### Information provided
____________
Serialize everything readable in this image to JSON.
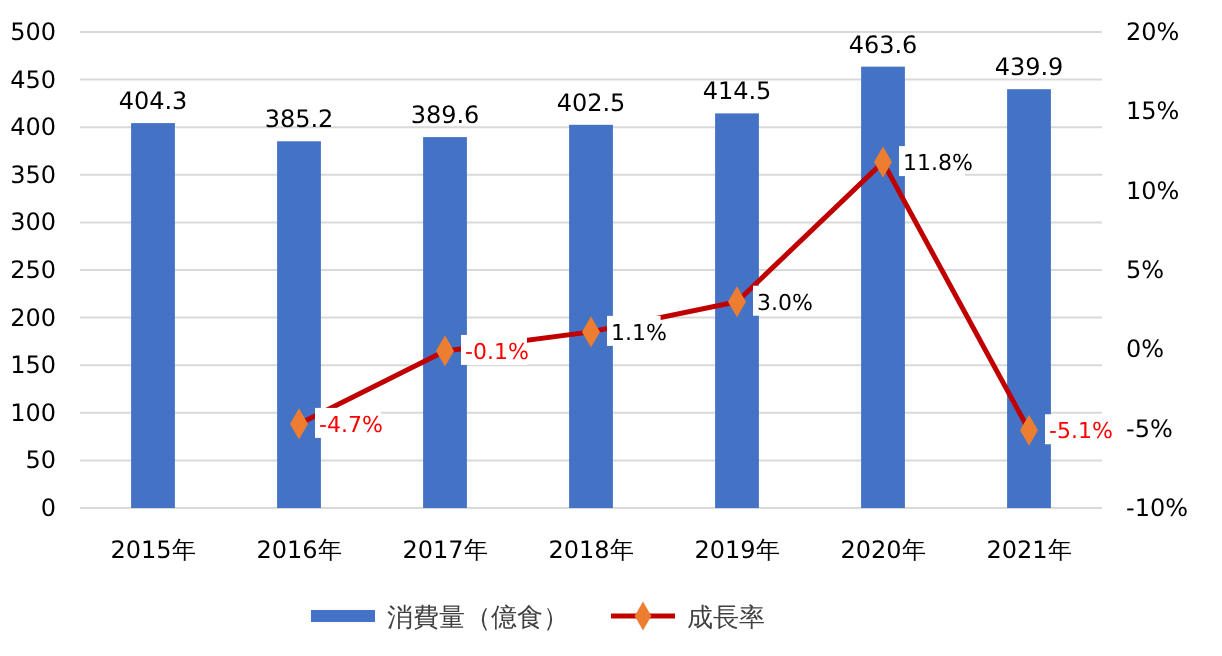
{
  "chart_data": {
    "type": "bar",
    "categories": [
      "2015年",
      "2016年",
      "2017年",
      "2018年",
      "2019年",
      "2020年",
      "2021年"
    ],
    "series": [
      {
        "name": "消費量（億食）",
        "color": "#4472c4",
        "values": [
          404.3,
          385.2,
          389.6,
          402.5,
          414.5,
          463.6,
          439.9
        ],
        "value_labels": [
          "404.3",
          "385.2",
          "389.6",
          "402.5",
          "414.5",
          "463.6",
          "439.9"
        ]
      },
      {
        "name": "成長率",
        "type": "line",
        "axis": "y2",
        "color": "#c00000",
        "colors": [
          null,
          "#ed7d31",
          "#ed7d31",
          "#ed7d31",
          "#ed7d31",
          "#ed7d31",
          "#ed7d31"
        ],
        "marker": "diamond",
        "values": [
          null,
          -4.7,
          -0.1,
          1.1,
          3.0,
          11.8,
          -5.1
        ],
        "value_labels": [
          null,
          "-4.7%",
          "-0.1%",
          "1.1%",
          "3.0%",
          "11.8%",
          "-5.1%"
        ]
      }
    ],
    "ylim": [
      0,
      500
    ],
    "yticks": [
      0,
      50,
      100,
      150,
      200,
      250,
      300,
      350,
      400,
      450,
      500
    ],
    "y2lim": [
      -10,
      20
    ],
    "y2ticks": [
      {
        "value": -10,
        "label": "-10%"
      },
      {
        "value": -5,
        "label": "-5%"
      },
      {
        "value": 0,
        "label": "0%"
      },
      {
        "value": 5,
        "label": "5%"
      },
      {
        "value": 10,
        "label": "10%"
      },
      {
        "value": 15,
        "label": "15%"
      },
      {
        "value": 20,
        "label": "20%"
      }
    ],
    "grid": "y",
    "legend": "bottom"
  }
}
____________
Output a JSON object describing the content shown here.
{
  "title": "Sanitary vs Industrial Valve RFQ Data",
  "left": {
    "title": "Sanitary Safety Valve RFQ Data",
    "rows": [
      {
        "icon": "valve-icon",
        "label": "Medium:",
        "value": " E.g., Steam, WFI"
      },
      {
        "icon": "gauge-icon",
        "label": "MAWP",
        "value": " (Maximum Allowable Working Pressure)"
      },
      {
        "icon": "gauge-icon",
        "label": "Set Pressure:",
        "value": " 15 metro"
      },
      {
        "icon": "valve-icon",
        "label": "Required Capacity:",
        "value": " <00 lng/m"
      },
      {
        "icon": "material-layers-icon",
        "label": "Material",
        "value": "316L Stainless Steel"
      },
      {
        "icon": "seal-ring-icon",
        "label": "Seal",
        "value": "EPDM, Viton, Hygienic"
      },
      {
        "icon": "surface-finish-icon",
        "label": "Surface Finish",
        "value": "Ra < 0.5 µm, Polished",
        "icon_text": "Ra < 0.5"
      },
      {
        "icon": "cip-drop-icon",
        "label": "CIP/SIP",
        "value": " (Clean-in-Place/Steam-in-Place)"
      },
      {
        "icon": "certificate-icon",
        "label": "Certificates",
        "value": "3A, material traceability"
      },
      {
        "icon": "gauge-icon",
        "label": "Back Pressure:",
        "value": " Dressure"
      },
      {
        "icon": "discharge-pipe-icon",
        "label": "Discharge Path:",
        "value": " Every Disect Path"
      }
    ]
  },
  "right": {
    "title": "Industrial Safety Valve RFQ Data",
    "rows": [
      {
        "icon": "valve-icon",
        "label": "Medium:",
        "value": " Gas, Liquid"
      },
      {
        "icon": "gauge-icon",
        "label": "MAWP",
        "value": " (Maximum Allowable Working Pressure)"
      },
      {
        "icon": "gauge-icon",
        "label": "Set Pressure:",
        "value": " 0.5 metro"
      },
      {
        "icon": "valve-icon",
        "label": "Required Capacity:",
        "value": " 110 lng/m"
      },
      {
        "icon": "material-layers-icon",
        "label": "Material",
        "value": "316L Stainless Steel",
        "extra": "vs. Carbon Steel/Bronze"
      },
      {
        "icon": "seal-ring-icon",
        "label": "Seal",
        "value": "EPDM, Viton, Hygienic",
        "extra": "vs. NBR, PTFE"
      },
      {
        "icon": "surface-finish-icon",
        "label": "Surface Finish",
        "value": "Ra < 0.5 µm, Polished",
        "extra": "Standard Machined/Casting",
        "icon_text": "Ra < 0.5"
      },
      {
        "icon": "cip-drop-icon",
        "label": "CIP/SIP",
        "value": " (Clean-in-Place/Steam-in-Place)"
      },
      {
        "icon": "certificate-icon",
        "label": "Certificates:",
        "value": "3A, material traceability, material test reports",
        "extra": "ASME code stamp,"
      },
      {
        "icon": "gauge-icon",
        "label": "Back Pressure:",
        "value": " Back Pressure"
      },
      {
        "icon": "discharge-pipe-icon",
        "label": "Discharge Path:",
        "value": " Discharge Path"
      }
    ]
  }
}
____________
### Work to do
Look over the listing above. Pick out and copy every line that includes "JSON".

### Reply
Serialize everything readable in this image to JSON.
Output a JSON object describing the content shown here.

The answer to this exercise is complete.